-- Your objective --
From the entries that follow, gather each line holding the word "Days".

-- Information provided --
____
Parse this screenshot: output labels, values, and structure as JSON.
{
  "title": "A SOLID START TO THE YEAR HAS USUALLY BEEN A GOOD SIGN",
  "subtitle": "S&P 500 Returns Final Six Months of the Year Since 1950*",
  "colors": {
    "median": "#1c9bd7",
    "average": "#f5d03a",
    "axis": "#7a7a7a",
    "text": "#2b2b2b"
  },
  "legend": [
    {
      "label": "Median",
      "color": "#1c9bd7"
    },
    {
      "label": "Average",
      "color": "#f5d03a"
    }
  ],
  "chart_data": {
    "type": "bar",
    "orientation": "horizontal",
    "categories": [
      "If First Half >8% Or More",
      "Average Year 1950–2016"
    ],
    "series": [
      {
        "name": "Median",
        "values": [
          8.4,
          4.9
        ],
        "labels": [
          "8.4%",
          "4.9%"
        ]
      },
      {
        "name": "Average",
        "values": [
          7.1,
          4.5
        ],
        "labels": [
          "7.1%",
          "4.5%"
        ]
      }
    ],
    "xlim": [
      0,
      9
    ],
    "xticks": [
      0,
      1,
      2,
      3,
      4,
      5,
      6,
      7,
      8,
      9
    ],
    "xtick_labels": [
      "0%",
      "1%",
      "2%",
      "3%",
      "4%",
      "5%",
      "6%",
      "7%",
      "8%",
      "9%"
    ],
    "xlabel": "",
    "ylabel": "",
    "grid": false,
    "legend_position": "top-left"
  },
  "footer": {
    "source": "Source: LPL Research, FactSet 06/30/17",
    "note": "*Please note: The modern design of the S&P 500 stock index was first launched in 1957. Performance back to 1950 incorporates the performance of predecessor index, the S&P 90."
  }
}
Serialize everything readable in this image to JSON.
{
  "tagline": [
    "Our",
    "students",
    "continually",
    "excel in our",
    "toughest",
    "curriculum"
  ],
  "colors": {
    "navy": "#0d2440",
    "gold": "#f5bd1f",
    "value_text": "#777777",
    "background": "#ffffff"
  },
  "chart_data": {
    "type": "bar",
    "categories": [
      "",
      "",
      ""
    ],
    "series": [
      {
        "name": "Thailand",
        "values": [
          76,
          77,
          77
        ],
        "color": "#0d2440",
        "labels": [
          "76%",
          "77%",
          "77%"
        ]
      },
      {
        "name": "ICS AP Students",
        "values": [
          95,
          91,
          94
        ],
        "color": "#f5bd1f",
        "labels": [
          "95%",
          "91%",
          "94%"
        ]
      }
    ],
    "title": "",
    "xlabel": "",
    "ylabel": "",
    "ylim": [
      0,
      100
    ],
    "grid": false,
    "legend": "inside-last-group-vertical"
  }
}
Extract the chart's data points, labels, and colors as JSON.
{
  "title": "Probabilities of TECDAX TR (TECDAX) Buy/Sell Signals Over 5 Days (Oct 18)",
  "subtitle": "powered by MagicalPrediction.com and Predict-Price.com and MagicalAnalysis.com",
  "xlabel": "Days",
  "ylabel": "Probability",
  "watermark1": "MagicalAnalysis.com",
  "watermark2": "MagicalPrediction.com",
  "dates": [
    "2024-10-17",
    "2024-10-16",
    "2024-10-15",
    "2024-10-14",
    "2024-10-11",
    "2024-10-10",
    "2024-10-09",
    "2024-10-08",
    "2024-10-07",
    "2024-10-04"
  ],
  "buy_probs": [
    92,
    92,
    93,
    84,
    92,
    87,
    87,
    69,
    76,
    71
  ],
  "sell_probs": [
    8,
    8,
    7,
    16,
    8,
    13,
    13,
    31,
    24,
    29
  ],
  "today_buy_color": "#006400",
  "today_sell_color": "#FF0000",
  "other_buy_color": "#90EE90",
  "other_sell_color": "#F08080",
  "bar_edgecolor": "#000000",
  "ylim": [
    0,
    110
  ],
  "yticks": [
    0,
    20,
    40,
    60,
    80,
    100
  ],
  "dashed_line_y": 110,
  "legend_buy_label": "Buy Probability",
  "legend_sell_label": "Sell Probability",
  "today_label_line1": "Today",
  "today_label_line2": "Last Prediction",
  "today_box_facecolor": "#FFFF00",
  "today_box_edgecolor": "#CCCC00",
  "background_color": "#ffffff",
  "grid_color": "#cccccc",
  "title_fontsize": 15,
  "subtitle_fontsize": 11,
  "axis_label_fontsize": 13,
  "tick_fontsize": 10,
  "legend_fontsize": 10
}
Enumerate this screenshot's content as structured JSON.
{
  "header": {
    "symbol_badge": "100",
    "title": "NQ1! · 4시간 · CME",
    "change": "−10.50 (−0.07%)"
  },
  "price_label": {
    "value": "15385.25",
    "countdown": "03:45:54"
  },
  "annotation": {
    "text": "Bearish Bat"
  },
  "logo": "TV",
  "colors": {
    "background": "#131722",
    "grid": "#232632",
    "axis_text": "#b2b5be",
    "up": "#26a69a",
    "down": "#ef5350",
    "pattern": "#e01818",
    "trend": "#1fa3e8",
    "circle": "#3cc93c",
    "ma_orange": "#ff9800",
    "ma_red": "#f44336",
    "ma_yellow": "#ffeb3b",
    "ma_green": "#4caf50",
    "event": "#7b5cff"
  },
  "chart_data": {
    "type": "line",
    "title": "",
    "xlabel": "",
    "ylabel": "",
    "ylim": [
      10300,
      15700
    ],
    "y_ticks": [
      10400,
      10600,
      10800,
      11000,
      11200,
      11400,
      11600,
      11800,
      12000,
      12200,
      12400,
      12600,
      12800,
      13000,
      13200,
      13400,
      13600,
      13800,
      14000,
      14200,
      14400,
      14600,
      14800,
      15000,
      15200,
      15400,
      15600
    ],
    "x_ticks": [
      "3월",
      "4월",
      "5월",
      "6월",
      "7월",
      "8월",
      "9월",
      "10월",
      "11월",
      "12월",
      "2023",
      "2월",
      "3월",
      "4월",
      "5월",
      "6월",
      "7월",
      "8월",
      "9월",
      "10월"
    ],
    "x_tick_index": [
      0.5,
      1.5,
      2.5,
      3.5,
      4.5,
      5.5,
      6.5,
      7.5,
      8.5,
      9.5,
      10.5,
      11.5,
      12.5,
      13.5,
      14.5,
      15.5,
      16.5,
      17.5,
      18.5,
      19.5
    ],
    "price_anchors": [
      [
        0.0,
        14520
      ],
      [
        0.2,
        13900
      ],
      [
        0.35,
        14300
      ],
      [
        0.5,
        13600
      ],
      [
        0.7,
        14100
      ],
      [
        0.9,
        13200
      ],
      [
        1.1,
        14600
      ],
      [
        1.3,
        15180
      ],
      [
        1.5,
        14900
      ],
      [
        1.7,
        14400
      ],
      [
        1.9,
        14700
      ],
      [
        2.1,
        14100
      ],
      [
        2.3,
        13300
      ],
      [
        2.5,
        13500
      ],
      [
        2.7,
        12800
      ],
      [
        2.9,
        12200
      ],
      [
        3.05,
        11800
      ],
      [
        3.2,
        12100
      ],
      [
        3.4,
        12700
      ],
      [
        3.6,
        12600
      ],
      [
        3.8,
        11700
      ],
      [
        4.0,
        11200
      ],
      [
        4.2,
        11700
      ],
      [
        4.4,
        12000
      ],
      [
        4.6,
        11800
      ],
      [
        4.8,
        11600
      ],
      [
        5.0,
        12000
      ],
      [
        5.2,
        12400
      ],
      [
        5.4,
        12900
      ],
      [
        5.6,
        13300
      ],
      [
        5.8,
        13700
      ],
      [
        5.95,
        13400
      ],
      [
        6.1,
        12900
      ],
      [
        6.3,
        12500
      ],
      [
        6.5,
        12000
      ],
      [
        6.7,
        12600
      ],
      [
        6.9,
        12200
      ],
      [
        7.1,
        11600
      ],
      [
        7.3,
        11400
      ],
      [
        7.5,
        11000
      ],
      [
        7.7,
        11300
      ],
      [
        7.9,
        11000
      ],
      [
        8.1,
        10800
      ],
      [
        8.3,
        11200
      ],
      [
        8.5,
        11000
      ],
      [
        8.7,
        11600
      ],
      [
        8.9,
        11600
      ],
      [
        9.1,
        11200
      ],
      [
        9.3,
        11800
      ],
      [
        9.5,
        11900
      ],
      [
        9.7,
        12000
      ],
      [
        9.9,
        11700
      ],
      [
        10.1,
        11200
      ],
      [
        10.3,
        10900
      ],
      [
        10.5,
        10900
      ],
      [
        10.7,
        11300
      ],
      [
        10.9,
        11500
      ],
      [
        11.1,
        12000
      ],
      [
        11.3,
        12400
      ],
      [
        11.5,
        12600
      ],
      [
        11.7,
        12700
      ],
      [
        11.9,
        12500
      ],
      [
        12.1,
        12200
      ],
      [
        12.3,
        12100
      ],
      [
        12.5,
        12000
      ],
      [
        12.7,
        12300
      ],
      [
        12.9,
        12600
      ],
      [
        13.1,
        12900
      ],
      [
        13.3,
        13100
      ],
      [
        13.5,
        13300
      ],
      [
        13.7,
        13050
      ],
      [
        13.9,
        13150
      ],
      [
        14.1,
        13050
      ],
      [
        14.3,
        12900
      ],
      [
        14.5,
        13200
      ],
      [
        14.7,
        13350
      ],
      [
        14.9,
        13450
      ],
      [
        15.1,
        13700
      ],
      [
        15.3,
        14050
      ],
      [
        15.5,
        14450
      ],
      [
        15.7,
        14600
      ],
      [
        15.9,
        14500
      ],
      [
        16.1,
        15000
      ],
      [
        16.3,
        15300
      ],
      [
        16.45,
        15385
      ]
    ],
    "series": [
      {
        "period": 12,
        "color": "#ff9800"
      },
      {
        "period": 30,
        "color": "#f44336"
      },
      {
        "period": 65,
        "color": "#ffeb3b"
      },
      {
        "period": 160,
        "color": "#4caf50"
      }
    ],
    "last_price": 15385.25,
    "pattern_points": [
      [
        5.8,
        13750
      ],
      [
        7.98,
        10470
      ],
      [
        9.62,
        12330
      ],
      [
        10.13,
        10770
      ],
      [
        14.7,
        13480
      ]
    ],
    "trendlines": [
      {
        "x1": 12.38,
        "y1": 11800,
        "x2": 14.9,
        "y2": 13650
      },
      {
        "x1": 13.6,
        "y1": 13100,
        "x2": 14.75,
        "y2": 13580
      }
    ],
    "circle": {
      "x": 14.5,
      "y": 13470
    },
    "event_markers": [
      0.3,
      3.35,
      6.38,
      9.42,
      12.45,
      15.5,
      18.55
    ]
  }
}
____
-- In response --
  "title": "Probabilities of TECDAX TR (TECDAX) Buy/Sell Signals Over 5 Days (Oct 18)",
  "xlabel": "Days",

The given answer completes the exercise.